>>>

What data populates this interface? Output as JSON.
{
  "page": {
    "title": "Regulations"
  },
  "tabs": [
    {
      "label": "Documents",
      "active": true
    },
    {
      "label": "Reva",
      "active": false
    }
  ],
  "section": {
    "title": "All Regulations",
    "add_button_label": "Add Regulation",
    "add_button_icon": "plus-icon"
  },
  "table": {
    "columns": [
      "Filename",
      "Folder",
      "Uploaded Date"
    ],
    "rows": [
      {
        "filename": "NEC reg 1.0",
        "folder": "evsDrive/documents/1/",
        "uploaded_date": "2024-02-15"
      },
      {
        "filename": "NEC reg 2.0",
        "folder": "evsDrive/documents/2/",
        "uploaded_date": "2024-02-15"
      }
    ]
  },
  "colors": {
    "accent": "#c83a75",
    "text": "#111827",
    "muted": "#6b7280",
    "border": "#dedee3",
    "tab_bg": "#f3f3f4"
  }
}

<<<

» **GIVEN REQUEST**
Your task is to retype all the records above with nothing left out.

» **OUTPUT BELOW**
What data populates this interface? Output as JSON.
{
  "page": {
    "title": "Regulations"
  },
  "tabs": [
    {
      "label": "Documents",
      "active": true
    },
    {
      "label": "Reva",
      "active": false
    }
  ],
  "section": {
    "title": "All Regulations",
    "add_button_label": "Add Regulation",
    "add_button_icon": "plus-icon"
  },
  "table": {
    "columns": [
      "Filename",
      "Folder",
      "Uploaded Date"
    ],
    "rows": [
      {
        "filename": "NEC reg 1.0",
        "folder": "evsDrive/documents/1/",
        "uploaded_date": "2024-02-15"
      },
      {
        "filename": "NEC reg 2.0",
        "folder": "evsDrive/documents/2/",
        "uploaded_date": "2024-02-15"
      }
    ]
  },
  "colors": {
    "accent": "#c83a75",
    "text": "#111827",
    "muted": "#6b7280",
    "border": "#dedee3",
    "tab_bg": "#f3f3f4"
  }
}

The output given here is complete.